- Problem description
Convert every line of the material below into a Markdown table with two columns, "No." for the row number and "Entry" for the line, skipping any blank lines.

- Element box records
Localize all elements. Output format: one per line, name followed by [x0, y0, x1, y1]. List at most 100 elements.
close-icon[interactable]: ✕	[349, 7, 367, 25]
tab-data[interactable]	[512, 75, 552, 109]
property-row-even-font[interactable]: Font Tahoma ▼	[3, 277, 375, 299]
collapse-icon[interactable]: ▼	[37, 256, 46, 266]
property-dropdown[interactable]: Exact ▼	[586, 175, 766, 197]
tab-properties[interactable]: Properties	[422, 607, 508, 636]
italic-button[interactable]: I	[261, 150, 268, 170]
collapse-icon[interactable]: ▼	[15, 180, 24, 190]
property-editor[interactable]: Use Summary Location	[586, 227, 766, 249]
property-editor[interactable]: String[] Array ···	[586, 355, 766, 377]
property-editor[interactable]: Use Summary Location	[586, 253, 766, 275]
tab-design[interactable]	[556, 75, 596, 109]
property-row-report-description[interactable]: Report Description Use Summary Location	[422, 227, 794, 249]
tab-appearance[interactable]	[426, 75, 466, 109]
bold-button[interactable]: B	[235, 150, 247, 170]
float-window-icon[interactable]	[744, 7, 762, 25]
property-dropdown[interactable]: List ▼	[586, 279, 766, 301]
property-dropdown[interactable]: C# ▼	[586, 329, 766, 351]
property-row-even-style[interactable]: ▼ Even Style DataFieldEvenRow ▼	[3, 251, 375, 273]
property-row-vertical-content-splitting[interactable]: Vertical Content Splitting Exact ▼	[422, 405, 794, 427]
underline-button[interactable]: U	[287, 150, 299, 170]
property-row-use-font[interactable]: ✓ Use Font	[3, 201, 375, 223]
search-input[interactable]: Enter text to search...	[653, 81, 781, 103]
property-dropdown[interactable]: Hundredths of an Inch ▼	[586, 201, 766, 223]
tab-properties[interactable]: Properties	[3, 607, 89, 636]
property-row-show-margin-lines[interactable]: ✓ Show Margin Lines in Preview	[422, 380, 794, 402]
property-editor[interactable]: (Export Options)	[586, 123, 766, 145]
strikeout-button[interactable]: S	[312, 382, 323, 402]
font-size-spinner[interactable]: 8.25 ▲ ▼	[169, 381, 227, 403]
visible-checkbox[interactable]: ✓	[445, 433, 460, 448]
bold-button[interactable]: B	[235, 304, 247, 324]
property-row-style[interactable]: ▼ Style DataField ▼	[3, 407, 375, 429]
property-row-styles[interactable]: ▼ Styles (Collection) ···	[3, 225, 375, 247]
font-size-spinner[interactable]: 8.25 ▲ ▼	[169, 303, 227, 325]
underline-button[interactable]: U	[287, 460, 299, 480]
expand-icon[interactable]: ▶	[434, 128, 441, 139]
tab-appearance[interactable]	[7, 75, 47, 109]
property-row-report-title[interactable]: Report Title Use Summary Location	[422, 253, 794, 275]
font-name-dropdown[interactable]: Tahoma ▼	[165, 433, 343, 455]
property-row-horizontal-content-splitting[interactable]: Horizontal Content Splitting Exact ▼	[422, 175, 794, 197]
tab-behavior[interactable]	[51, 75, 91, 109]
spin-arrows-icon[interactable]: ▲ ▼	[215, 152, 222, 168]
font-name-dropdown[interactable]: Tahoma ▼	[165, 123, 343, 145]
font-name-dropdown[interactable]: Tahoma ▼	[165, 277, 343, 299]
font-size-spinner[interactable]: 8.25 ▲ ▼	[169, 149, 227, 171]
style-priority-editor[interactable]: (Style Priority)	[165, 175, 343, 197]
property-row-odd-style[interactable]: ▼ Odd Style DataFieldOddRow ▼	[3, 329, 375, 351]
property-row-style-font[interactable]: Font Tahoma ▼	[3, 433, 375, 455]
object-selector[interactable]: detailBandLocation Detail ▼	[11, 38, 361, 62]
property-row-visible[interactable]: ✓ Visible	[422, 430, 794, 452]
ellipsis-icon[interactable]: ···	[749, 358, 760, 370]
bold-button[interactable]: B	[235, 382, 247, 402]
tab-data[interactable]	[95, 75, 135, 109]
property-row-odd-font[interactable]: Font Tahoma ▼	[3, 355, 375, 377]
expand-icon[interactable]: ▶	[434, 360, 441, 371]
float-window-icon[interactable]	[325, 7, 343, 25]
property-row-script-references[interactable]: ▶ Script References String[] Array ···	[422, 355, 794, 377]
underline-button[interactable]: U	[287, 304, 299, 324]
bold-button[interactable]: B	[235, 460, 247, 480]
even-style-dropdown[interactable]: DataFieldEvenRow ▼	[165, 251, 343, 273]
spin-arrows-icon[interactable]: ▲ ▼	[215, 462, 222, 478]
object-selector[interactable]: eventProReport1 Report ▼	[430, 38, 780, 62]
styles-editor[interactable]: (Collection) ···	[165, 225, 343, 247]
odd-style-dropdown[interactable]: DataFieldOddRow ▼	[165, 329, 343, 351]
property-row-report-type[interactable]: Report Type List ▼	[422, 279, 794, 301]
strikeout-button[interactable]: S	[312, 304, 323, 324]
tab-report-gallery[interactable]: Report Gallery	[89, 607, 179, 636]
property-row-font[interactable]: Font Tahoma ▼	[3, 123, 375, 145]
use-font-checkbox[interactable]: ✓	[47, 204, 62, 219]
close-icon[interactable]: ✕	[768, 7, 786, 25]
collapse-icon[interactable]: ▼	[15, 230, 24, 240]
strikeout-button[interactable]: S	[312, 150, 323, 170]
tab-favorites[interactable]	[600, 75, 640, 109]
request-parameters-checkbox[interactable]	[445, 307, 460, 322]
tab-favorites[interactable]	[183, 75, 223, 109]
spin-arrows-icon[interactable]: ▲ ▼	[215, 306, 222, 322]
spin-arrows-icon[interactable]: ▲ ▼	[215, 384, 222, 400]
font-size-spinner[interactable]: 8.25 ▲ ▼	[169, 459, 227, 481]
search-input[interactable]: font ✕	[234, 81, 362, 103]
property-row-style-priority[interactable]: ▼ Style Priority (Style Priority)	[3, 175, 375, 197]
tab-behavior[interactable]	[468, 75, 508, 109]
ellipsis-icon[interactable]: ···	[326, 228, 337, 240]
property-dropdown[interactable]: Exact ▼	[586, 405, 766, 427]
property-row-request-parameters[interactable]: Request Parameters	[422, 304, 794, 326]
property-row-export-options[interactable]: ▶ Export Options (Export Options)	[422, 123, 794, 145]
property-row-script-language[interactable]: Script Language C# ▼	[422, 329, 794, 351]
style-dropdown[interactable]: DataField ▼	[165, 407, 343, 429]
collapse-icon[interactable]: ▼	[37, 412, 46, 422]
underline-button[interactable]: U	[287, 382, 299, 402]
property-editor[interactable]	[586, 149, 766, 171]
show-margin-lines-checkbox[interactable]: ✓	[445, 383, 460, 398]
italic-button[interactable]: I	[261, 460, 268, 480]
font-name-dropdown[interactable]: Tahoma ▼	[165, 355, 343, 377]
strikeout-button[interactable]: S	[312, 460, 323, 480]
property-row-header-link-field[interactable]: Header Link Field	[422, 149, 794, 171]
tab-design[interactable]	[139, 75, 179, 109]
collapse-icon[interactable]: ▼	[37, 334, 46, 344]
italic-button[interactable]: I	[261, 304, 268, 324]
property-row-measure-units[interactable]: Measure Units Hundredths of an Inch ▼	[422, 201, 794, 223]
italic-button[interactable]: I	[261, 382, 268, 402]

- Output
| No. | Entry |
|---|---|
| 1 | Localize all elements. Output format: one per line, name followed by [x0, y0, x1, y1]. List at most 100 elements. |
| 2 | close-icon[interactable]: ✕	[349, 7, 367, 25] |
| 3 | tab-data[interactable]	[512, 75, 552, 109] |
| 4 | property-row-even-font[interactable]: Font Tahoma ▼	[3, 277, 375, 299] |
| 5 | collapse-icon[interactable]: ▼	[37, 256, 46, 266] |
| 6 | property-dropdown[interactable]: Exact ▼	[586, 175, 766, 197] |
| 7 | tab-properties[interactable]: Properties	[422, 607, 508, 636] |
| 8 | italic-button[interactable]: I	[261, 150, 268, 170] |
| 9 | collapse-icon[interactable]: ▼	[15, 180, 24, 190] |
| 10 | property-editor[interactable]: Use Summary Location	[586, 227, 766, 249] |
| 11 | property-editor[interactable]: String[] Array ···	[586, 355, 766, 377] |
| 12 | property-editor[interactable]: Use Summary Location	[586, 253, 766, 275] |
| 13 | tab-design[interactable]	[556, 75, 596, 109] |
| 14 | property-row-report-description[interactable]: Report Description Use Summary Location	[422, 227, 794, 249] |
| 15 | tab-appearance[interactable]	[426, 75, 466, 109] |
| 16 | bold-button[interactable]: B	[235, 150, 247, 170] |
| 17 | float-window-icon[interactable]	[744, 7, 762, 25] |
| 18 | property-dropdown[interactable]: List ▼	[586, 279, 766, 301] |
| 19 | property-dropdown[interactable]: C# ▼	[586, 329, 766, 351] |
| 20 | property-row-even-style[interactable]: ▼ Even Style DataFieldEvenRow ▼	[3, 251, 375, 273] |
| 21 | property-row-vertical-content-splitting[interactable]: Vertical Content Splitting Exact ▼	[422, 405, 794, 427] |
| 22 | underline-button[interactable]: U	[287, 150, 299, 170] |
| 23 | property-row-use-font[interactable]: ✓ Use Font	[3, 201, 375, 223] |
| 24 | search-input[interactable]: Enter text to search...	[653, 81, 781, 103] |
| 25 | property-dropdown[interactable]: Hundredths of an Inch ▼	[586, 201, 766, 223] |
| 26 | tab-properties[interactable]: Properties	[3, 607, 89, 636] |
| 27 | property-row-show-margin-lines[interactable]: ✓ Show Margin Lines in Preview	[422, 380, 794, 402] |
| 28 | property-editor[interactable]: (Export Options)	[586, 123, 766, 145] |
| 29 | strikeout-button[interactable]: S	[312, 382, 323, 402] |
| 30 | font-size-spinner[interactable]: 8.25 ▲ ▼	[169, 381, 227, 403] |
| 31 | visible-checkbox[interactable]: ✓	[445, 433, 460, 448] |
| 32 | bold-button[interactable]: B	[235, 304, 247, 324] |
| 33 | property-row-style[interactable]: ▼ Style DataField ▼	[3, 407, 375, 429] |
| 34 | property-row-styles[interactable]: ▼ Styles (Collection) ···	[3, 225, 375, 247] |
| 35 | font-size-spinner[interactable]: 8.25 ▲ ▼	[169, 303, 227, 325] |
| 36 | underline-button[interactable]: U	[287, 460, 299, 480] |
| 37 | expand-icon[interactable]: ▶	[434, 128, 441, 139] |
| 38 | tab-appearance[interactable]	[7, 75, 47, 109] |
| 39 | property-row-report-title[interactable]: Report Title Use Summary Location	[422, 253, 794, 275] |
| 40 | font-name-dropdown[interactable]: Tahoma ▼	[165, 433, 343, 455] |
| 41 | property-row-horizontal-content-splitting[interactable]: Horizontal Content Splitting Exact ▼	[422, 175, 794, 197] |
| 42 | tab-behavior[interactable]	[51, 75, 91, 109] |
| 43 | spin-arrows-icon[interactable]: ▲ ▼	[215, 152, 222, 168] |
| 44 | font-name-dropdown[interactable]: Tahoma ▼	[165, 123, 343, 145] |
| 45 | font-name-dropdown[interactable]: Tahoma ▼	[165, 277, 343, 299] |
| 46 | font-size-spinner[interactable]: 8.25 ▲ ▼	[169, 149, 227, 171] |
| 47 | style-priority-editor[interactable]: (Style Priority)	[165, 175, 343, 197] |
| 48 | property-row-odd-style[interactable]: ▼ Odd Style DataFieldOddRow ▼	[3, 329, 375, 351] |
| 49 | property-row-style-font[interactable]: Font Tahoma ▼	[3, 433, 375, 455] |
| 50 | object-selector[interactable]: detailBandLocation Detail ▼	[11, 38, 361, 62] |
| 51 | property-row-visible[interactable]: ✓ Visible	[422, 430, 794, 452] |
| 52 | ellipsis-icon[interactable]: ···	[749, 358, 760, 370] |
| 53 | bold-button[interactable]: B	[235, 382, 247, 402] |
| 54 | tab-data[interactable]	[95, 75, 135, 109] |
| 55 | property-row-odd-font[interactable]: Font Tahoma ▼	[3, 355, 375, 377] |
| 56 | expand-icon[interactable]: ▶	[434, 360, 441, 371] |
| 57 | float-window-icon[interactable]	[325, 7, 343, 25] |
| 58 | property-row-script-references[interactable]: ▶ Script References String[] Array ···	[422, 355, 794, 377] |
| 59 | underline-button[interactable]: U	[287, 304, 299, 324] |
| 60 | bold-button[interactable]: B	[235, 460, 247, 480] |
| 61 | even-style-dropdown[interactable]: DataFieldEvenRow ▼	[165, 251, 343, 273] |
| 62 | spin-arrows-icon[interactable]: ▲ ▼	[215, 462, 222, 478] |
| 63 | object-selector[interactable]: eventProReport1 Report ▼	[430, 38, 780, 62] |
| 64 | styles-editor[interactable]: (Collection) ···	[165, 225, 343, 247] |
| 65 | odd-style-dropdown[interactable]: DataFieldOddRow ▼	[165, 329, 343, 351] |
| 66 | property-row-report-type[interactable]: Report Type List ▼	[422, 279, 794, 301] |
| 67 | strikeout-button[interactable]: S	[312, 304, 323, 324] |
| 68 | tab-report-gallery[interactable]: Report Gallery	[89, 607, 179, 636] |
| 69 | property-row-font[interactable]: Font Tahoma ▼	[3, 123, 375, 145] |
| 70 | use-font-checkbox[interactable]: ✓	[47, 204, 62, 219] |
| 71 | close-icon[interactable]: ✕	[768, 7, 786, 25] |
| 72 | collapse-icon[interactable]: ▼	[15, 230, 24, 240] |
| 73 | strikeout-button[interactable]: S	[312, 150, 323, 170] |
| 74 | tab-favorites[interactable]	[600, 75, 640, 109] |
| 75 | request-parameters-checkbox[interactable]	[445, 307, 460, 322] |
| 76 | tab-favorites[interactable]	[183, 75, 223, 109] |
| 77 | spin-arrows-icon[interactable]: ▲ ▼	[215, 306, 222, 322] |
| 78 | spin-arrows-icon[interactable]: ▲ ▼	[215, 384, 222, 400] |
| 79 | font-size-spinner[interactable]: 8.25 ▲ ▼	[169, 459, 227, 481] |
| 80 | search-input[interactable]: font ✕	[234, 81, 362, 103] |
| 81 | property-row-style-priority[interactable]: ▼ Style Priority (Style Priority)	[3, 175, 375, 197] |
| 82 | tab-behavior[interactable]	[468, 75, 508, 109] |
| 83 | ellipsis-icon[interactable]: ···	[326, 228, 337, 240] |
| 84 | property-dropdown[interactable]: Exact ▼	[586, 405, 766, 427] |
| 85 | property-row-request-parameters[interactable]: Request Parameters	[422, 304, 794, 326] |
| 86 | property-row-export-options[interactable]: ▶ Export Options (Export Options)	[422, 123, 794, 145] |
| 87 | property-row-script-language[interactable]: Script Language C# ▼	[422, 329, 794, 351] |
| 88 | style-dropdown[interactable]: DataField ▼	[165, 407, 343, 429] |
| 89 | collapse-icon[interactable]: ▼	[37, 412, 46, 422] |
| 90 | underline-button[interactable]: U	[287, 382, 299, 402] |
| 91 | property-editor[interactable]	[586, 149, 766, 171] |
| 92 | show-margin-lines-checkbox[interactable]: ✓	[445, 383, 460, 398] |
| 93 | italic-button[interactable]: I	[261, 460, 268, 480] |
| 94 | font-name-dropdown[interactable]: Tahoma ▼	[165, 355, 343, 377] |
| 95 | strikeout-button[interactable]: S	[312, 460, 323, 480] |
| 96 | property-row-header-link-field[interactable]: Header Link Field	[422, 149, 794, 171] |
| 97 | tab-design[interactable]	[139, 75, 179, 109] |
| 98 | collapse-icon[interactable]: ▼	[37, 334, 46, 344] |
| 99 | italic-button[interactable]: I	[261, 304, 268, 324] |
| 100 | property-row-measure-units[interactable]: Measure Units Hundredths of an Inch ▼	[422, 201, 794, 223] |
| 101 | italic-button[interactable]: I	[261, 382, 268, 402] |